#### Records from a dataset
——

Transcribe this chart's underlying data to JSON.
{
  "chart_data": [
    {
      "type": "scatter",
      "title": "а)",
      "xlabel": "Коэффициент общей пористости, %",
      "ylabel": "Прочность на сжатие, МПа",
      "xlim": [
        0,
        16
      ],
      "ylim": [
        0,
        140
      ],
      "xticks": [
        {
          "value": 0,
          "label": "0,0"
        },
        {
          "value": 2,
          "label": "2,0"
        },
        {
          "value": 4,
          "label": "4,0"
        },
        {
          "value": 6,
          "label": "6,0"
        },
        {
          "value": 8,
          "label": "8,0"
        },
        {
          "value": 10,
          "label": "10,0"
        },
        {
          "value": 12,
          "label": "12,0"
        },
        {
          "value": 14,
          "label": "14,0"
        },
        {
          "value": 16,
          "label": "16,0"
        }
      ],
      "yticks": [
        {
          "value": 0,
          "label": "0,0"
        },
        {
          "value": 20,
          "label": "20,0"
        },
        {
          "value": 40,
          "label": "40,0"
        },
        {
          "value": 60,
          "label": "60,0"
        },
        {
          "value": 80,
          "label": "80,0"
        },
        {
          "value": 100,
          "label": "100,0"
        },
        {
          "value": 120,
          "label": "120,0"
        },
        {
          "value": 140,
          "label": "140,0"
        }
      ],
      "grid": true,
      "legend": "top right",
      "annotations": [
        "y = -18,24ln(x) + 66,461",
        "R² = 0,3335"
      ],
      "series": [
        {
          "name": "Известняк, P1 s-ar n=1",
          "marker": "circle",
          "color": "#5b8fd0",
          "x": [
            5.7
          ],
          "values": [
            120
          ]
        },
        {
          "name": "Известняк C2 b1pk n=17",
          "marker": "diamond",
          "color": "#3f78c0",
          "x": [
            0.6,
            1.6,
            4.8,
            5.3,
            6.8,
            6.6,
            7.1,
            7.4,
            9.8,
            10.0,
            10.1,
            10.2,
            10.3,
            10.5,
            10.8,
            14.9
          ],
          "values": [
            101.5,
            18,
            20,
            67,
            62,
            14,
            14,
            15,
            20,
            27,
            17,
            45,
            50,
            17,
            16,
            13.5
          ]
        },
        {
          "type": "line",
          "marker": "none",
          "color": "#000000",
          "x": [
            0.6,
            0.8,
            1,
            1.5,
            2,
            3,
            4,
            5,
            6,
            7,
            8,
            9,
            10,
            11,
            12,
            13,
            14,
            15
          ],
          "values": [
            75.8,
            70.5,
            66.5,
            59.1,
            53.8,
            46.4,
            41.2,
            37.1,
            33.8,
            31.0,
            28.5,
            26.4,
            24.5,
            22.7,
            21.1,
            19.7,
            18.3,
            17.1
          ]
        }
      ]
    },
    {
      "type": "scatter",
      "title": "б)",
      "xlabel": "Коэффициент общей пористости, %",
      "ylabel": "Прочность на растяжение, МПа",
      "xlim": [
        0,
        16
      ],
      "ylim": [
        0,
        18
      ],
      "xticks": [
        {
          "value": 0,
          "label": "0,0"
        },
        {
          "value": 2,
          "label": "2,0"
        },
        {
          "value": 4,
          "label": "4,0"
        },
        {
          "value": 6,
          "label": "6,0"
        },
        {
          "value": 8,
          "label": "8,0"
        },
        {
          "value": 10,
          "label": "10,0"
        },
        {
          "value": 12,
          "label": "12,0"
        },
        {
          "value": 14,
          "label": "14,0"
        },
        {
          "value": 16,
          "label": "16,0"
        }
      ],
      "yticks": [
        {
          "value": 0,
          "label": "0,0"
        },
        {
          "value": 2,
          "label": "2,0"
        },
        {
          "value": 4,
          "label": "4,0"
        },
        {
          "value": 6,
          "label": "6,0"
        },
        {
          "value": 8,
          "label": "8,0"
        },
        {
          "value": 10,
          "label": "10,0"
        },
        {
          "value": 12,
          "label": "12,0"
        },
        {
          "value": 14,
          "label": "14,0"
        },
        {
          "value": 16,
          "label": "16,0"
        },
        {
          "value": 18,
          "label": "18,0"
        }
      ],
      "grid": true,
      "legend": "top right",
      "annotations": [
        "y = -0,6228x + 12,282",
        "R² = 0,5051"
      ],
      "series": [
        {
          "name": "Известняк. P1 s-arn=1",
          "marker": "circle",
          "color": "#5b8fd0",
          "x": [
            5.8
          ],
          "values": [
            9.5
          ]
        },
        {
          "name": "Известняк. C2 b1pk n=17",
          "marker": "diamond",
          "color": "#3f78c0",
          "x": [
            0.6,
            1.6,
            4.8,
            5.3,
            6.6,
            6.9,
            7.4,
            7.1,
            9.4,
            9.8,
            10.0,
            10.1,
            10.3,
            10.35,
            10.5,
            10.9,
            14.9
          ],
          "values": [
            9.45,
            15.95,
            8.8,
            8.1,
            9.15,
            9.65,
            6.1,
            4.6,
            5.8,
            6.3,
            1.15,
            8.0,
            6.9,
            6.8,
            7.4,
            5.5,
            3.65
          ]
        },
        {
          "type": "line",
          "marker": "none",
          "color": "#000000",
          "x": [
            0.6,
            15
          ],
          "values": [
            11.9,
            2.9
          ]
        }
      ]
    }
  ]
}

——

#### Your instructions
Exactly reproduce every line found in the records.

#### Answer below
Transcribe this chart's underlying data to JSON.
{
  "chart_data": [
    {
      "type": "scatter",
      "title": "а)",
      "xlabel": "Коэффициент общей пористости, %",
      "ylabel": "Прочность на сжатие, МПа",
      "xlim": [
        0,
        16
      ],
      "ylim": [
        0,
        140
      ],
      "xticks": [
        {
          "value": 0,
          "label": "0,0"
        },
        {
          "value": 2,
          "label": "2,0"
        },
        {
          "value": 4,
          "label": "4,0"
        },
        {
          "value": 6,
          "label": "6,0"
        },
        {
          "value": 8,
          "label": "8,0"
        },
        {
          "value": 10,
          "label": "10,0"
        },
        {
          "value": 12,
          "label": "12,0"
        },
        {
          "value": 14,
          "label": "14,0"
        },
        {
          "value": 16,
          "label": "16,0"
        }
      ],
      "yticks": [
        {
          "value": 0,
          "label": "0,0"
        },
        {
          "value": 20,
          "label": "20,0"
        },
        {
          "value": 40,
          "label": "40,0"
        },
        {
          "value": 60,
          "label": "60,0"
        },
        {
          "value": 80,
          "label": "80,0"
        },
        {
          "value": 100,
          "label": "100,0"
        },
        {
          "value": 120,
          "label": "120,0"
        },
        {
          "value": 140,
          "label": "140,0"
        }
      ],
      "grid": true,
      "legend": "top right",
      "annotations": [
        "y = -18,24ln(x) + 66,461",
        "R² = 0,3335"
      ],
      "series": [
        {
          "name": "Известняк, P1 s-ar n=1",
          "marker": "circle",
          "color": "#5b8fd0",
          "x": [
            5.7
          ],
          "values": [
            120
          ]
        },
        {
          "name": "Известняк C2 b1pk n=17",
          "marker": "diamond",
          "color": "#3f78c0",
          "x": [
            0.6,
            1.6,
            4.8,
            5.3,
            6.8,
            6.6,
            7.1,
            7.4,
            9.8,
            10.0,
            10.1,
            10.2,
            10.3,
            10.5,
            10.8,
            14.9
          ],
          "values": [
            101.5,
            18,
            20,
            67,
            62,
            14,
            14,
            15,
            20,
            27,
            17,
            45,
            50,
            17,
            16,
            13.5
          ]
        },
        {
          "type": "line",
          "marker": "none",
          "color": "#000000",
          "x": [
            0.6,
            0.8,
            1,
            1.5,
            2,
            3,
            4,
            5,
            6,
            7,
            8,
            9,
            10,
            11,
            12,
            13,
            14,
            15
          ],
          "values": [
            75.8,
            70.5,
            66.5,
            59.1,
            53.8,
            46.4,
            41.2,
            37.1,
            33.8,
            31.0,
            28.5,
            26.4,
            24.5,
            22.7,
            21.1,
            19.7,
            18.3,
            17.1
          ]
        }
      ]
    },
    {
      "type": "scatter",
      "title": "б)",
      "xlabel": "Коэффициент общей пористости, %",
      "ylabel": "Прочность на растяжение, МПа",
      "xlim": [
        0,
        16
      ],
      "ylim": [
        0,
        18
      ],
      "xticks": [
        {
          "value": 0,
          "label": "0,0"
        },
        {
          "value": 2,
          "label": "2,0"
        },
        {
          "value": 4,
          "label": "4,0"
        },
        {
          "value": 6,
          "label": "6,0"
        },
        {
          "value": 8,
          "label": "8,0"
        },
        {
          "value": 10,
          "label": "10,0"
        },
        {
          "value": 12,
          "label": "12,0"
        },
        {
          "value": 14,
          "label": "14,0"
        },
        {
          "value": 16,
          "label": "16,0"
        }
      ],
      "yticks": [
        {
          "value": 0,
          "label": "0,0"
        },
        {
          "value": 2,
          "label": "2,0"
        },
        {
          "value": 4,
          "label": "4,0"
        },
        {
          "value": 6,
          "label": "6,0"
        },
        {
          "value": 8,
          "label": "8,0"
        },
        {
          "value": 10,
          "label": "10,0"
        },
        {
          "value": 12,
          "label": "12,0"
        },
        {
          "value": 14,
          "label": "14,0"
        },
        {
          "value": 16,
          "label": "16,0"
        },
        {
          "value": 18,
          "label": "18,0"
        }
      ],
      "grid": true,
      "legend": "top right",
      "annotations": [
        "y = -0,6228x + 12,282",
        "R² = 0,5051"
      ],
      "series": [
        {
          "name": "Известняк. P1 s-arn=1",
          "marker": "circle",
          "color": "#5b8fd0",
          "x": [
            5.8
          ],
          "values": [
            9.5
          ]
        },
        {
          "name": "Известняк. C2 b1pk n=17",
          "marker": "diamond",
          "color": "#3f78c0",
          "x": [
            0.6,
            1.6,
            4.8,
            5.3,
            6.6,
            6.9,
            7.4,
            7.1,
            9.4,
            9.8,
            10.0,
            10.1,
            10.3,
            10.35,
            10.5,
            10.9,
            14.9
          ],
          "values": [
            9.45,
            15.95,
            8.8,
            8.1,
            9.15,
            9.65,
            6.1,
            4.6,
            5.8,
            6.3,
            1.15,
            8.0,
            6.9,
            6.8,
            7.4,
            5.5,
            3.65
          ]
        },
        {
          "type": "line",
          "marker": "none",
          "color": "#000000",
          "x": [
            0.6,
            15
          ],
          "values": [
            11.9,
            2.9
          ]
        }
      ]
    }
  ]
}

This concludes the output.